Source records
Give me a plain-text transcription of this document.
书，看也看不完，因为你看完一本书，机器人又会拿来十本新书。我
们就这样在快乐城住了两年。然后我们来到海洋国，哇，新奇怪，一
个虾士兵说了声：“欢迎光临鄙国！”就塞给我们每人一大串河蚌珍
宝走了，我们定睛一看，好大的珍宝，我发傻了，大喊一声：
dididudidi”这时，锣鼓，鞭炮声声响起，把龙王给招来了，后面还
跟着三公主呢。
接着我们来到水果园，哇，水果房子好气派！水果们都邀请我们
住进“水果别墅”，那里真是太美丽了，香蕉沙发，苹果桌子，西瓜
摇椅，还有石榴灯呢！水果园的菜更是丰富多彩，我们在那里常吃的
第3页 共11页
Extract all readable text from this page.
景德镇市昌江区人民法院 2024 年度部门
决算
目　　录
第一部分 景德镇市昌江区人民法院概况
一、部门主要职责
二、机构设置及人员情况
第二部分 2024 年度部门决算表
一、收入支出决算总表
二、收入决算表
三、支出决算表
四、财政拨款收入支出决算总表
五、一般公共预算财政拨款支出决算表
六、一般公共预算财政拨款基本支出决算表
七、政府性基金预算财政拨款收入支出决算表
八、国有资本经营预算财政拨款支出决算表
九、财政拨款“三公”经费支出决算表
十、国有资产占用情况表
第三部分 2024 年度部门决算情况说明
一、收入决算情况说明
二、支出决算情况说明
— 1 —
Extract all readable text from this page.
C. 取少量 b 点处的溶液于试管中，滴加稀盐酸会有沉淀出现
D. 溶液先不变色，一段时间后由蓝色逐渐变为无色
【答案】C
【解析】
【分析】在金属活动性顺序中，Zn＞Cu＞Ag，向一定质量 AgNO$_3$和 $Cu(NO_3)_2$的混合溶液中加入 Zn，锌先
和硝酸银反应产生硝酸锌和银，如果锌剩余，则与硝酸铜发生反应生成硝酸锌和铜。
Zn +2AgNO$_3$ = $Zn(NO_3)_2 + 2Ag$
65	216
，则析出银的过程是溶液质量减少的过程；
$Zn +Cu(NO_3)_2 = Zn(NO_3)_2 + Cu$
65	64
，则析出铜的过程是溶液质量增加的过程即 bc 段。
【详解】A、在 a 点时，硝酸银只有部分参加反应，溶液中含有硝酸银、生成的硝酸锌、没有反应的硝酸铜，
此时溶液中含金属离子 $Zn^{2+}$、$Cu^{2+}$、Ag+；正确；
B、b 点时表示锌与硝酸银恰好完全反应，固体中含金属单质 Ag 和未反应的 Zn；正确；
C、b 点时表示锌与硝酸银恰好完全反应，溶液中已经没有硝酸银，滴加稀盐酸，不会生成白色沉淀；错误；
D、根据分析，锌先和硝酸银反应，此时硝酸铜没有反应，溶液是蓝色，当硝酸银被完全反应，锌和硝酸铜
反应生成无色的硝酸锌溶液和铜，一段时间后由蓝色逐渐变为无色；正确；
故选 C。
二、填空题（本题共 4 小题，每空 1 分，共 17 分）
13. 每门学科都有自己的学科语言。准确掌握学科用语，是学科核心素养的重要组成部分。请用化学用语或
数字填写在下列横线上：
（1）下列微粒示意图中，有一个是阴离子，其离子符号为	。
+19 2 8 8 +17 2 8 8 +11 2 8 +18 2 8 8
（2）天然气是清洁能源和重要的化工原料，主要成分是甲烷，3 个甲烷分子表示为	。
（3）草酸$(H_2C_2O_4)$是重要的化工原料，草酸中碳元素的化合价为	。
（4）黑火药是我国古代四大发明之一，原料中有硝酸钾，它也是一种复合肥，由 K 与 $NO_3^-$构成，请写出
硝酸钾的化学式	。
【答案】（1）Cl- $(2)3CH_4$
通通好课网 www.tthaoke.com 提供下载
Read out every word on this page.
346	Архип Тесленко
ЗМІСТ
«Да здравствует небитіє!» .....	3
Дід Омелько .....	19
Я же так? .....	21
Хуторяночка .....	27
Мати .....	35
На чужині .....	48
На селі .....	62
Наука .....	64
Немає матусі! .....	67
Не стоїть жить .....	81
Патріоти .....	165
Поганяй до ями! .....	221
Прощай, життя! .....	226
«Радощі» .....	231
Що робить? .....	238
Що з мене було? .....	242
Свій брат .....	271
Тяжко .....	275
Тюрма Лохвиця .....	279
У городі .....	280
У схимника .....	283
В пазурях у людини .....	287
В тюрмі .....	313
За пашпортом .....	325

EXERCISE GOAL
Read the entries above, then pull out the lines that include "this".

TASK ANSWER
Give me a plain-text transcription of this document.
Extract all readable text from this page.
Extract all readable text from this page.
Read out every word on this page.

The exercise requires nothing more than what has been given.